Entries with figure data
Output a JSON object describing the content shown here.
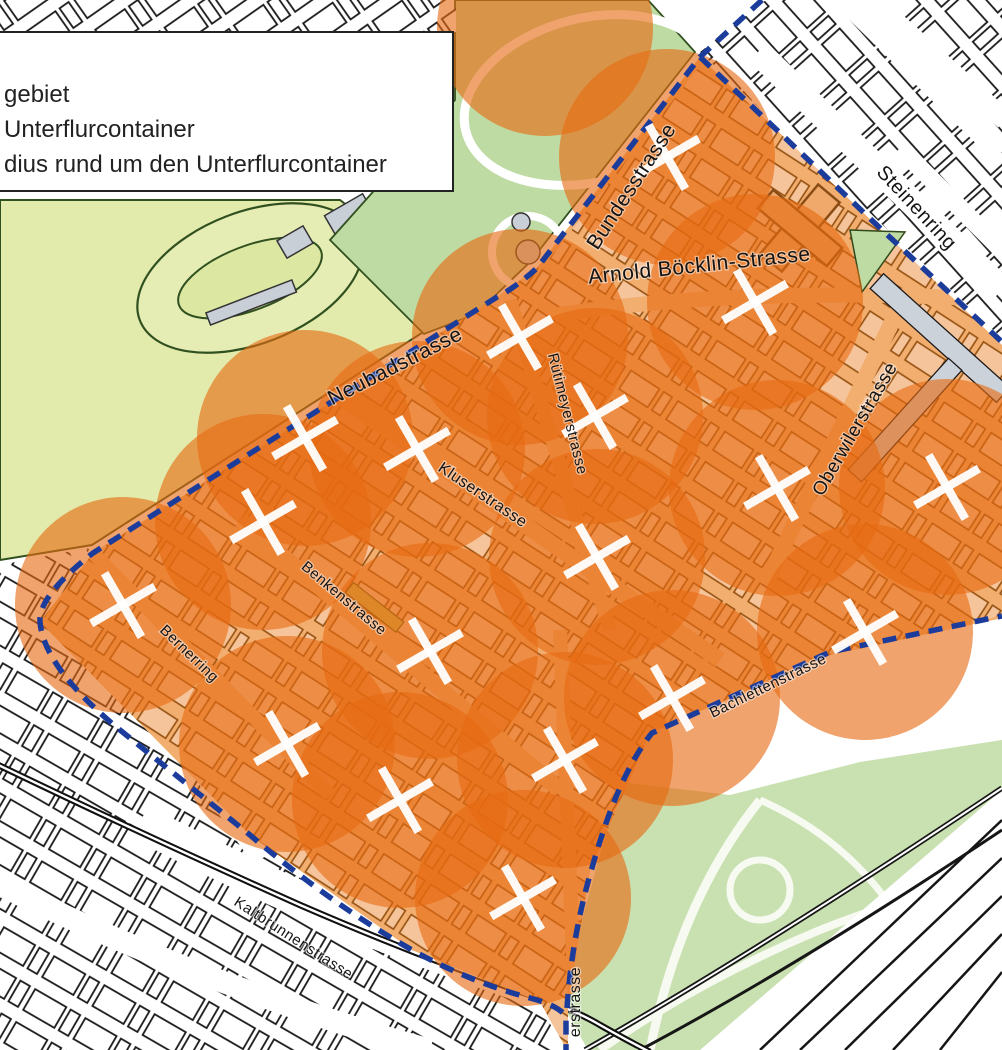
{
  "legend": {
    "lines": [
      "gebiet",
      "Unterflurcontainer",
      "dius rund um den Unterflurcontainer"
    ]
  },
  "map": {
    "colors": {
      "coverage_circle": "#e66a12",
      "boundary_dash_blue": "#1c3c9c",
      "marker_white": "#ffffff",
      "district_street_orange": "#f2ae6f",
      "district_building_salmon": "#f6c49b",
      "park_green": "#bfdba4",
      "field_green": "#e3ebac",
      "zoo_green": "#c9e0b1",
      "grey_building": "#ccd2d9"
    },
    "streets": [
      {
        "name": "Bundesstrasse",
        "x": 637,
        "y": 190,
        "rotate": -57,
        "size": 21
      },
      {
        "name": "Arnold Böcklin-Strasse",
        "x": 700,
        "y": 272,
        "rotate": -6,
        "size": 21
      },
      {
        "name": "Steinenring",
        "x": 912,
        "y": 212,
        "rotate": 47,
        "size": 20
      },
      {
        "name": "Neubadstrasse",
        "x": 398,
        "y": 372,
        "rotate": -27,
        "size": 21
      },
      {
        "name": "Rütimeyerstrasse",
        "x": 563,
        "y": 415,
        "rotate": 76,
        "size": 15
      },
      {
        "name": "Kluserstrasse",
        "x": 480,
        "y": 499,
        "rotate": 34,
        "size": 16
      },
      {
        "name": "Oberwilerstrasse",
        "x": 860,
        "y": 432,
        "rotate": -60,
        "size": 19
      },
      {
        "name": "Benkenstrasse",
        "x": 341,
        "y": 602,
        "rotate": 40,
        "size": 15
      },
      {
        "name": "Bernerring",
        "x": 186,
        "y": 657,
        "rotate": 44,
        "size": 15
      },
      {
        "name": "Bachlettenstrasse",
        "x": 770,
        "y": 690,
        "rotate": -26,
        "size": 15
      },
      {
        "name": "Kaltbrunnenstrasse",
        "x": 291,
        "y": 942,
        "rotate": 33,
        "size": 15
      },
      {
        "name": "erstrasse",
        "x": 580,
        "y": 1002,
        "rotate": -90,
        "size": 16
      }
    ],
    "containers": {
      "radius_px": 108,
      "points": [
        {
          "x": 545,
          "y": 28,
          "marker": false
        },
        {
          "x": 667,
          "y": 157,
          "marker": true
        },
        {
          "x": 755,
          "y": 302,
          "marker": true
        },
        {
          "x": 520,
          "y": 337,
          "marker": true
        },
        {
          "x": 595,
          "y": 416,
          "marker": true
        },
        {
          "x": 305,
          "y": 438,
          "marker": true
        },
        {
          "x": 417,
          "y": 449,
          "marker": true
        },
        {
          "x": 263,
          "y": 522,
          "marker": true
        },
        {
          "x": 777,
          "y": 488,
          "marker": true
        },
        {
          "x": 947,
          "y": 487,
          "marker": true
        },
        {
          "x": 597,
          "y": 557,
          "marker": true
        },
        {
          "x": 123,
          "y": 605,
          "marker": true
        },
        {
          "x": 430,
          "y": 651,
          "marker": true
        },
        {
          "x": 865,
          "y": 632,
          "marker": true
        },
        {
          "x": 672,
          "y": 698,
          "marker": true
        },
        {
          "x": 287,
          "y": 744,
          "marker": true
        },
        {
          "x": 565,
          "y": 760,
          "marker": true
        },
        {
          "x": 400,
          "y": 800,
          "marker": true
        },
        {
          "x": 523,
          "y": 898,
          "marker": true
        }
      ]
    }
  }
}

▶ Exercise description: Repeat the listing in full and exactly. Leave any pictures out.

▶ Answer to the exercise:
Output a JSON object describing the content shown here.
{
  "legend": {
    "lines": [
      "gebiet",
      "Unterflurcontainer",
      "dius rund um den Unterflurcontainer"
    ]
  },
  "map": {
    "colors": {
      "coverage_circle": "#e66a12",
      "boundary_dash_blue": "#1c3c9c",
      "marker_white": "#ffffff",
      "district_street_orange": "#f2ae6f",
      "district_building_salmon": "#f6c49b",
      "park_green": "#bfdba4",
      "field_green": "#e3ebac",
      "zoo_green": "#c9e0b1",
      "grey_building": "#ccd2d9"
    },
    "streets": [
      {
        "name": "Bundesstrasse",
        "x": 637,
        "y": 190,
        "rotate": -57,
        "size": 21
      },
      {
        "name": "Arnold Böcklin-Strasse",
        "x": 700,
        "y": 272,
        "rotate": -6,
        "size": 21
      },
      {
        "name": "Steinenring",
        "x": 912,
        "y": 212,
        "rotate": 47,
        "size": 20
      },
      {
        "name": "Neubadstrasse",
        "x": 398,
        "y": 372,
        "rotate": -27,
        "size": 21
      },
      {
        "name": "Rütimeyerstrasse",
        "x": 563,
        "y": 415,
        "rotate": 76,
        "size": 15
      },
      {
        "name": "Kluserstrasse",
        "x": 480,
        "y": 499,
        "rotate": 34,
        "size": 16
      },
      {
        "name": "Oberwilerstrasse",
        "x": 860,
        "y": 432,
        "rotate": -60,
        "size": 19
      },
      {
        "name": "Benkenstrasse",
        "x": 341,
        "y": 602,
        "rotate": 40,
        "size": 15
      },
      {
        "name": "Bernerring",
        "x": 186,
        "y": 657,
        "rotate": 44,
        "size": 15
      },
      {
        "name": "Bachlettenstrasse",
        "x": 770,
        "y": 690,
        "rotate": -26,
        "size": 15
      },
      {
        "name": "Kaltbrunnenstrasse",
        "x": 291,
        "y": 942,
        "rotate": 33,
        "size": 15
      },
      {
        "name": "erstrasse",
        "x": 580,
        "y": 1002,
        "rotate": -90,
        "size": 16
      }
    ],
    "containers": {
      "radius_px": 108,
      "points": [
        {
          "x": 545,
          "y": 28,
          "marker": false
        },
        {
          "x": 667,
          "y": 157,
          "marker": true
        },
        {
          "x": 755,
          "y": 302,
          "marker": true
        },
        {
          "x": 520,
          "y": 337,
          "marker": true
        },
        {
          "x": 595,
          "y": 416,
          "marker": true
        },
        {
          "x": 305,
          "y": 438,
          "marker": true
        },
        {
          "x": 417,
          "y": 449,
          "marker": true
        },
        {
          "x": 263,
          "y": 522,
          "marker": true
        },
        {
          "x": 777,
          "y": 488,
          "marker": true
        },
        {
          "x": 947,
          "y": 487,
          "marker": true
        },
        {
          "x": 597,
          "y": 557,
          "marker": true
        },
        {
          "x": 123,
          "y": 605,
          "marker": true
        },
        {
          "x": 430,
          "y": 651,
          "marker": true
        },
        {
          "x": 865,
          "y": 632,
          "marker": true
        },
        {
          "x": 672,
          "y": 698,
          "marker": true
        },
        {
          "x": 287,
          "y": 744,
          "marker": true
        },
        {
          "x": 565,
          "y": 760,
          "marker": true
        },
        {
          "x": 400,
          "y": 800,
          "marker": true
        },
        {
          "x": 523,
          "y": 898,
          "marker": true
        }
      ]
    }
  }
}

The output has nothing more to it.